Given task: From the records below, pull each line that has "none".
# Start of Stored records
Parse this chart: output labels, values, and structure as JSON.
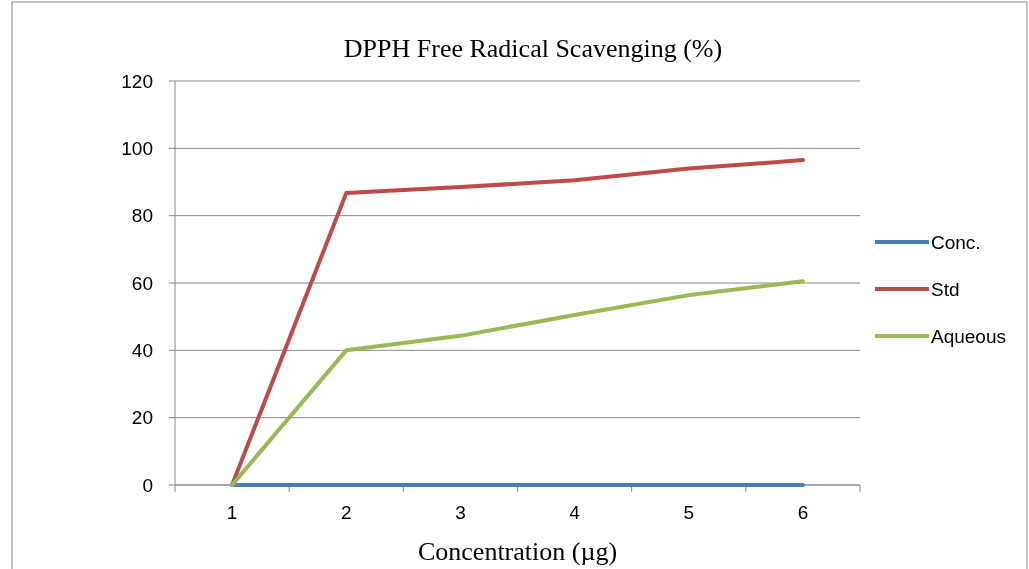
{
  "chart_data": {
    "type": "line",
    "title": "DPPH Free Radical Scavenging (%)",
    "xlabel": "Concentration (µg)",
    "categories": [
      "1",
      "2",
      "3",
      "4",
      "5",
      "6"
    ],
    "series": [
      {
        "name": "Conc.",
        "color": "#4a7ebb",
        "values": [
          0,
          0,
          0,
          0,
          0,
          0
        ]
      },
      {
        "name": "Std",
        "color": "#be4b48",
        "values": [
          0,
          86.7,
          88.5,
          90.5,
          94,
          96.5
        ]
      },
      {
        "name": "Aqueous",
        "color": "#98b954",
        "values": [
          0,
          40,
          44.3,
          50.5,
          56.4,
          60.5
        ]
      }
    ],
    "ylim": [
      0,
      120
    ],
    "yticks": [
      0,
      20,
      40,
      60,
      80,
      100,
      120
    ],
    "grid": "y",
    "legend": "right",
    "marker": "none",
    "line_style": "solid"
  }
}
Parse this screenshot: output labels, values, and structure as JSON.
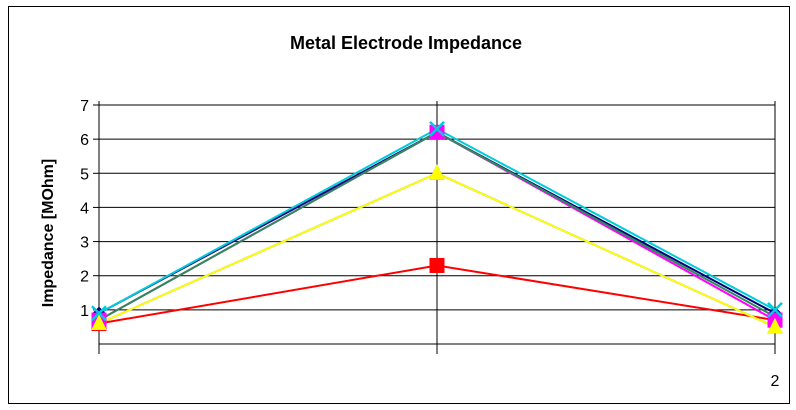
{
  "chart_data": {
    "type": "line",
    "title": "Metal Electrode Impedance",
    "xlabel": "",
    "ylabel": "Impedance [MOhm]",
    "ylim": [
      0,
      7
    ],
    "yticks": [
      "1",
      "2",
      "3",
      "4",
      "5",
      "6",
      "7"
    ],
    "categories": [
      "",
      "",
      "2"
    ],
    "grid": true,
    "legend": "none",
    "series": [
      {
        "color": "#000080",
        "marker": "diamond",
        "values": [
          0.9,
          6.2,
          0.9
        ]
      },
      {
        "color": "#FF0000",
        "marker": "square",
        "values": [
          0.6,
          2.3,
          0.7
        ]
      },
      {
        "color": "#4169E1",
        "marker": "triangle",
        "values": [
          0.6,
          5.0,
          0.5
        ]
      },
      {
        "color": "#FF00FF",
        "marker": "square",
        "values": [
          0.7,
          6.2,
          0.7
        ]
      },
      {
        "color": "#2E8B57",
        "marker": "none",
        "values": [
          0.7,
          6.2,
          0.8
        ]
      },
      {
        "color": "#FFFF00",
        "marker": "triangle",
        "values": [
          0.6,
          5.0,
          0.5
        ]
      },
      {
        "color": "#00CCDD",
        "marker": "x",
        "values": [
          0.9,
          6.3,
          1.0
        ]
      }
    ]
  }
}
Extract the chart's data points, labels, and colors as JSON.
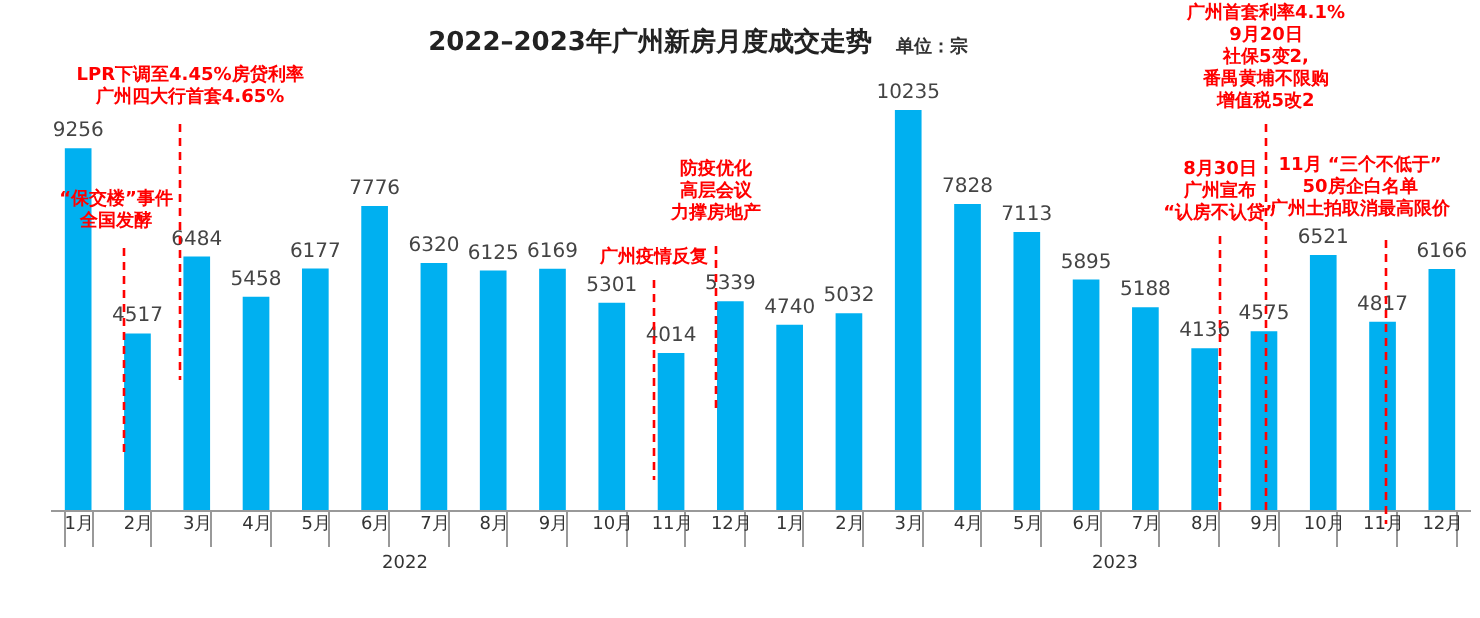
{
  "chart_data": {
    "type": "bar",
    "title": "2022–2023年广州新房月度成交走势",
    "subtitle": "单位：宗",
    "categories": [
      "1月",
      "2月",
      "3月",
      "4月",
      "5月",
      "6月",
      "7月",
      "8月",
      "9月",
      "10月",
      "11月",
      "12月",
      "1月",
      "2月",
      "3月",
      "4月",
      "5月",
      "6月",
      "7月",
      "8月",
      "9月",
      "10月",
      "11月",
      "12月"
    ],
    "values": [
      9256,
      4517,
      6484,
      5458,
      6177,
      7776,
      6320,
      6125,
      6169,
      5301,
      4014,
      5339,
      4740,
      5032,
      10235,
      7828,
      7113,
      5895,
      5188,
      4136,
      4575,
      6521,
      4817,
      6166
    ],
    "color": "#00b0f0",
    "data_labels": true,
    "annotations": [
      "LPR下调至4.45%房贷利率",
      "广州四大行首套4.65%",
      "“保交楼”事件",
      "全国发酵",
      "广州疫情反复",
      "防疫优化",
      "高层会议",
      "力撑房地产",
      "8月30日",
      "广州宣布",
      "“认房不认贷”",
      "广州首套利率4.1%",
      "9月20日",
      "社保5变2,",
      "番禺黄埔不限购",
      "增值税5改2",
      "11月 “三个不低于”",
      "50房企白名单",
      "广州土拍取消最高限价",
      "2022",
      "2023"
    ]
  }
}
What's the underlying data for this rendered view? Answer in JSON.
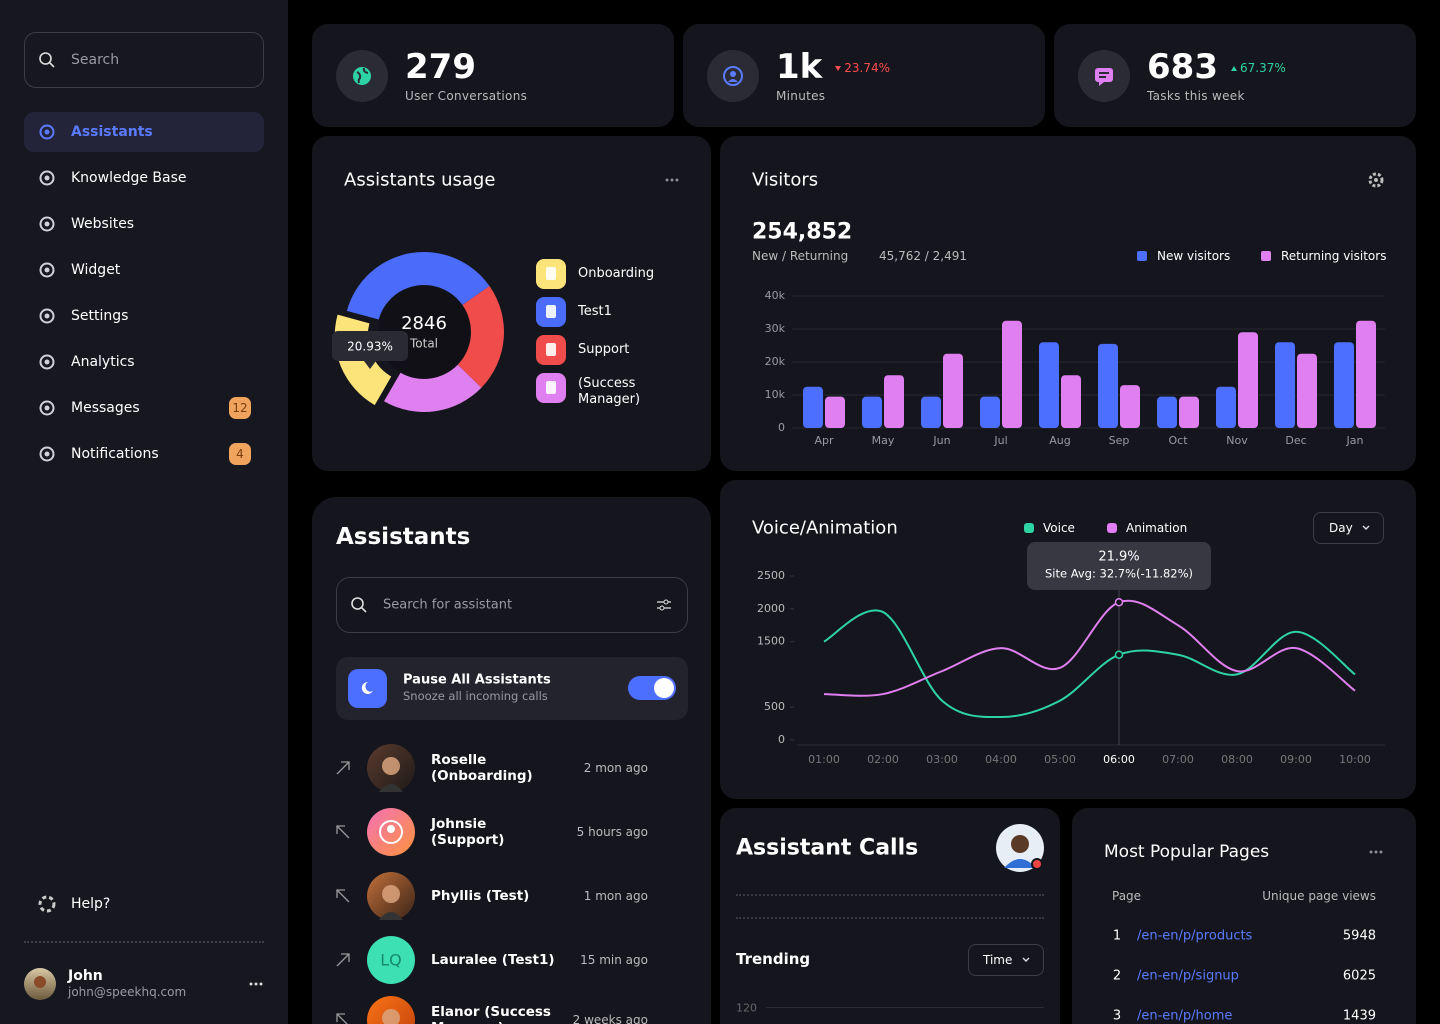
# End of Stored records
Finished exercise:
    "marker": "none",
    "legend": "none",
        "marker": "none",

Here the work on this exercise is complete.